> _WORK TO BE COMPLETED_
Check every line below for the word "wave" and show those that hold it.

=====

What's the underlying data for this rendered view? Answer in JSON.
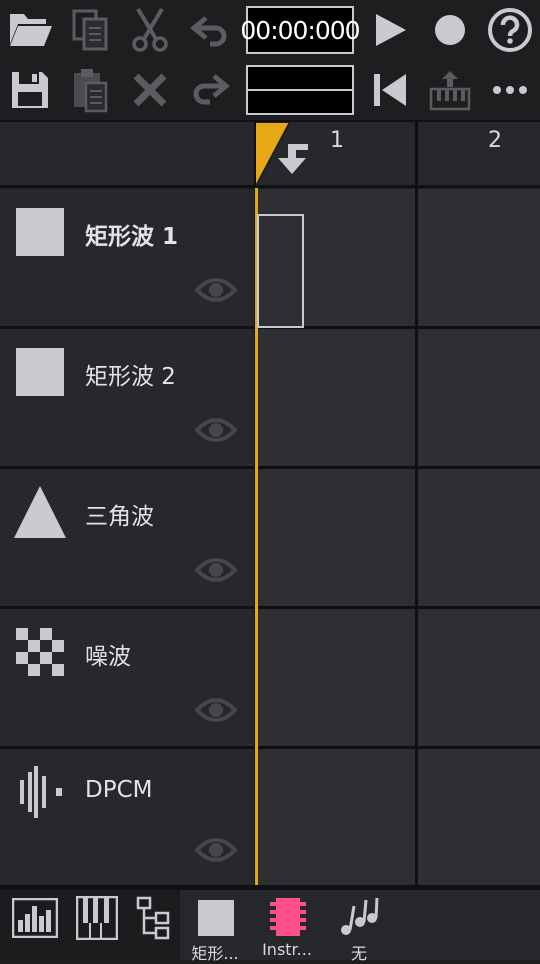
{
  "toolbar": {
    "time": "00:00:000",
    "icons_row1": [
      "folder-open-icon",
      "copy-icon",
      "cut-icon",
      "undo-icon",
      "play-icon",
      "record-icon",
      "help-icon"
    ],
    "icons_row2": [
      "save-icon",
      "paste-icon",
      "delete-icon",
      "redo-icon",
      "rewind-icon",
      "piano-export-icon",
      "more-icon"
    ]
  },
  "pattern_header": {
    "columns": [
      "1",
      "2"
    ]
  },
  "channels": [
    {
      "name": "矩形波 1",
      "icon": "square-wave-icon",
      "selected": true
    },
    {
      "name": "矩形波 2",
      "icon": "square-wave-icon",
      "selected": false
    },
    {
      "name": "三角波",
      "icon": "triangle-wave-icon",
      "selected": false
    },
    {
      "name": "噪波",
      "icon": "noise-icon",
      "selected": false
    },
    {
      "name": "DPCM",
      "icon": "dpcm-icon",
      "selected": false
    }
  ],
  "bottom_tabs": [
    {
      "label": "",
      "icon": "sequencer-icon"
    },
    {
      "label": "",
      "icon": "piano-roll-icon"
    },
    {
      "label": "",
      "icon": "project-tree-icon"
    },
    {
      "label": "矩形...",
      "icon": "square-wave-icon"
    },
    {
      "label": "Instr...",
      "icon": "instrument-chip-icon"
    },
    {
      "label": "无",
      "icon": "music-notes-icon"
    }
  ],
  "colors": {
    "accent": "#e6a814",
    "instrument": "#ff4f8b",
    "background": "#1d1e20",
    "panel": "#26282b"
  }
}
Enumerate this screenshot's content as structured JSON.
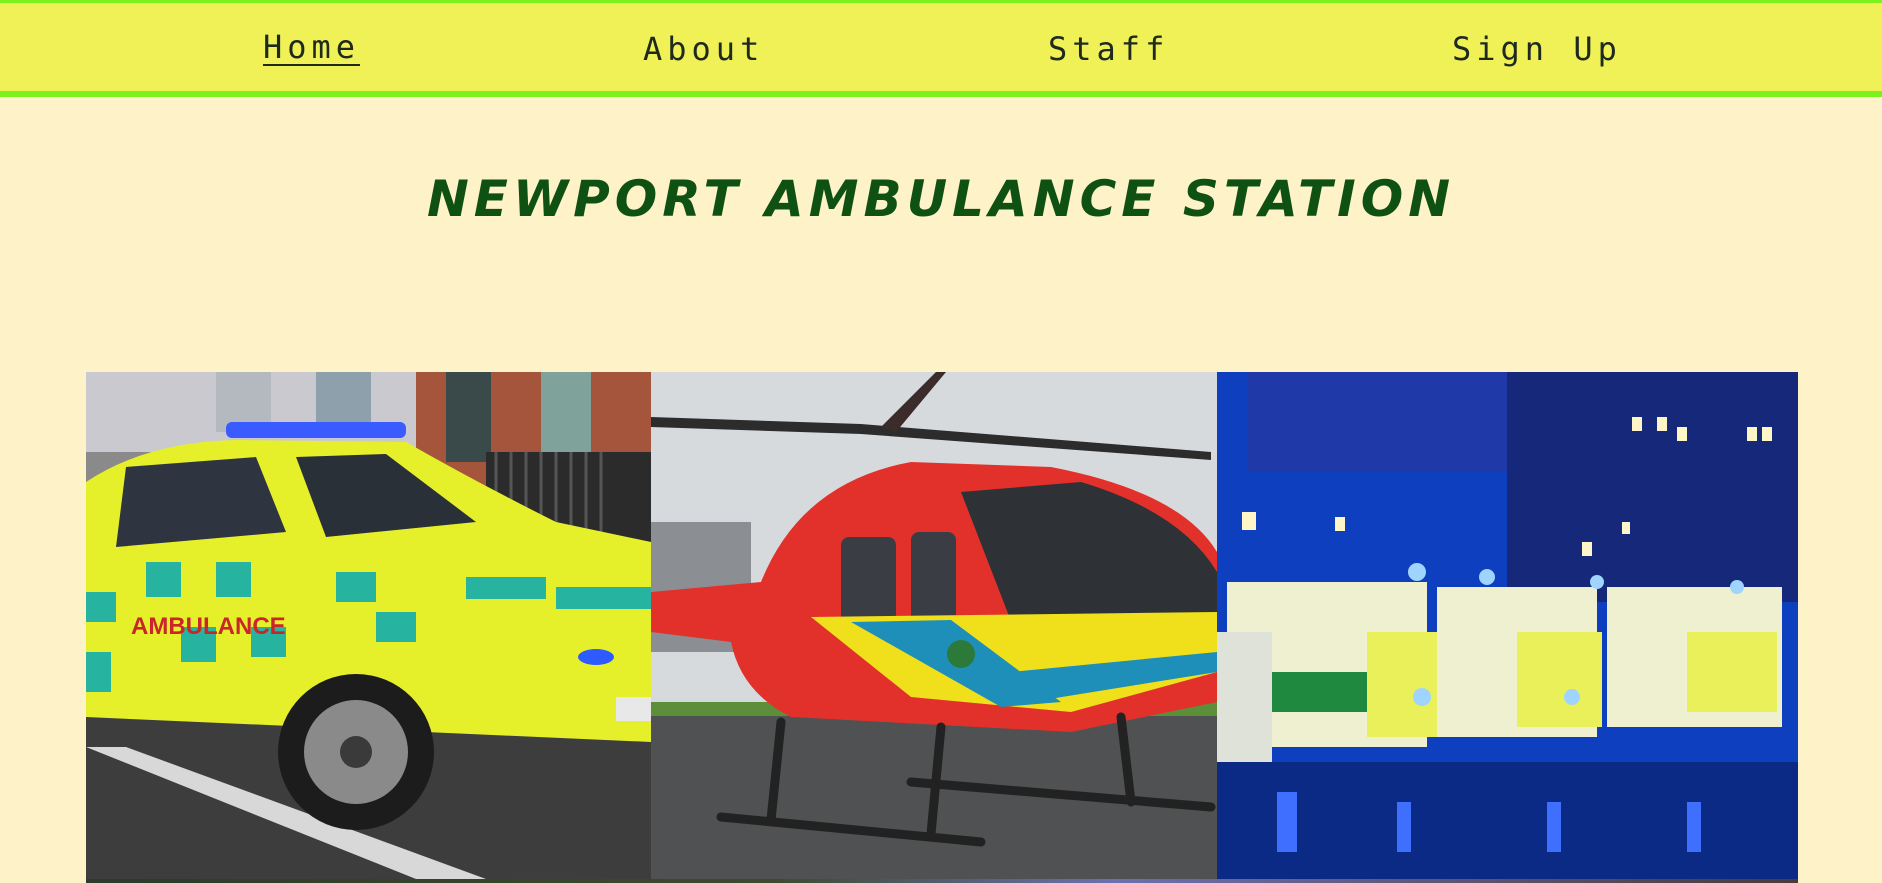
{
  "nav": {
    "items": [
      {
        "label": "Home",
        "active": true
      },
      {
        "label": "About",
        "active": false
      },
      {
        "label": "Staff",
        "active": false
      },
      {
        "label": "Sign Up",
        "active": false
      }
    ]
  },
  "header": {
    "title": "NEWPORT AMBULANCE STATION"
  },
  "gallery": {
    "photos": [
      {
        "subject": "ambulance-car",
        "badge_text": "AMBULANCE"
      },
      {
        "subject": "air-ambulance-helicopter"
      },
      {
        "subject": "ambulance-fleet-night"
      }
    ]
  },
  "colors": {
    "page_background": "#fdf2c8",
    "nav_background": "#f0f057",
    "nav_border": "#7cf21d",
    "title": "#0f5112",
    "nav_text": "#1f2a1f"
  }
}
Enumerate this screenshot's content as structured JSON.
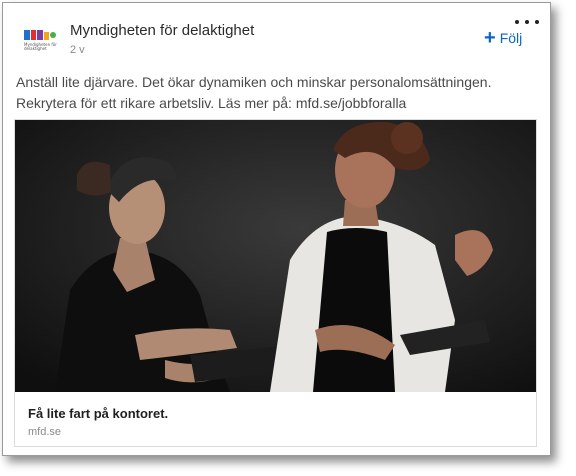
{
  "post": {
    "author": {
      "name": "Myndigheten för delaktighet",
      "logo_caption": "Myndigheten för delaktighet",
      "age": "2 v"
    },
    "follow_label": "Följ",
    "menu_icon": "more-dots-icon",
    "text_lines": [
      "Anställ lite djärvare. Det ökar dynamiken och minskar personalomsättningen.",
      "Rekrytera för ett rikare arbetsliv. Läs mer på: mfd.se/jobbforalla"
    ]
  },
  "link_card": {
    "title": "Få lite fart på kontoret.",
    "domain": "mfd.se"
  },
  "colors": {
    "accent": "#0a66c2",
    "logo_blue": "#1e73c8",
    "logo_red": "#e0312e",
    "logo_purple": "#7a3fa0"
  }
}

=====

> _SOLVED PROBLEM_
      "icon": "square-wave-icon",
      "icon": "square-wave-icon",
      "icon": "triangle-wave-icon",
      "icon": "square-wave-icon"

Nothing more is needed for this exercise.